"""
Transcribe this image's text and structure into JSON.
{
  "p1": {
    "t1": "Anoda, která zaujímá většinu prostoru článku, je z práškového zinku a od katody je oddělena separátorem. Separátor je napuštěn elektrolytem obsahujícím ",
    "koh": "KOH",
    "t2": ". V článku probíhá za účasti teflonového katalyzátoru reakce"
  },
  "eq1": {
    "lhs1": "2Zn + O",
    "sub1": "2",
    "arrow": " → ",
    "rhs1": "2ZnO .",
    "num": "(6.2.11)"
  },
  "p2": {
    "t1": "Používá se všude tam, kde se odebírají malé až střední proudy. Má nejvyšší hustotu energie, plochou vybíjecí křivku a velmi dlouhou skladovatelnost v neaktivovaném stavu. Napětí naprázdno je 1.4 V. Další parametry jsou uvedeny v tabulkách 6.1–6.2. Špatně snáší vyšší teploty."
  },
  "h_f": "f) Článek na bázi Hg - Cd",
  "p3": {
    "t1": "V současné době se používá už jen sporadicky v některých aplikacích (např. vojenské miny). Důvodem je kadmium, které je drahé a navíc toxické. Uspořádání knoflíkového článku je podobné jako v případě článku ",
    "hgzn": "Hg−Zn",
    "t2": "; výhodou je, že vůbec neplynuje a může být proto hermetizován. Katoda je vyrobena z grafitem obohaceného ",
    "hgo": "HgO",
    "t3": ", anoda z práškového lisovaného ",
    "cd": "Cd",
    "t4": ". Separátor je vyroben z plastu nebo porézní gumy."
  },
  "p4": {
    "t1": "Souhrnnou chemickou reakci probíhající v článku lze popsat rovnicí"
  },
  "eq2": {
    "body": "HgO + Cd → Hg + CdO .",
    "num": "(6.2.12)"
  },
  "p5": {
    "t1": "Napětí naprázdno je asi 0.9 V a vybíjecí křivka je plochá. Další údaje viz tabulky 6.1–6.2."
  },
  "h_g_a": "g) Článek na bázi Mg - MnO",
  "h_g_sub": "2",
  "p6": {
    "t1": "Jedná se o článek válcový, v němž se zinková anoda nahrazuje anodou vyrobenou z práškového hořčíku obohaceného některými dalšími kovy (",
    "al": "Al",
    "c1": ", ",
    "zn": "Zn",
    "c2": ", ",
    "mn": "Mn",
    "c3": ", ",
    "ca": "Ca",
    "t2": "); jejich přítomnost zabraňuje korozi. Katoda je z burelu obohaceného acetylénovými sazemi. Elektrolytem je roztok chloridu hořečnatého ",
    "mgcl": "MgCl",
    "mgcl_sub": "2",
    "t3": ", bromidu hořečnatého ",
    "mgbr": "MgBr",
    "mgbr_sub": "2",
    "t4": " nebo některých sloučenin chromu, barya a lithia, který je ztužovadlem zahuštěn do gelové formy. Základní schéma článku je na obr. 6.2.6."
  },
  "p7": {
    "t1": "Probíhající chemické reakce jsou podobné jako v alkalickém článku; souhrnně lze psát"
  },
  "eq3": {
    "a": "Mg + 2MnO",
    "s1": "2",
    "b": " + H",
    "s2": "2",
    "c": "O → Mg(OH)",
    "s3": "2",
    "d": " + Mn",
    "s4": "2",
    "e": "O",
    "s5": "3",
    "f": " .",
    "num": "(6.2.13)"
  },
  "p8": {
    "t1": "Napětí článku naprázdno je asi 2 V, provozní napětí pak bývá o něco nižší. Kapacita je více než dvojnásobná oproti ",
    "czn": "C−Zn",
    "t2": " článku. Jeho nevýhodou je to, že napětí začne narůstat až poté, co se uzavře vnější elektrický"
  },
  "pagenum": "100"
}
"""
■ The exercise ■
Report only how many lines in the records contain the word "Separátor".

■ Result ■
2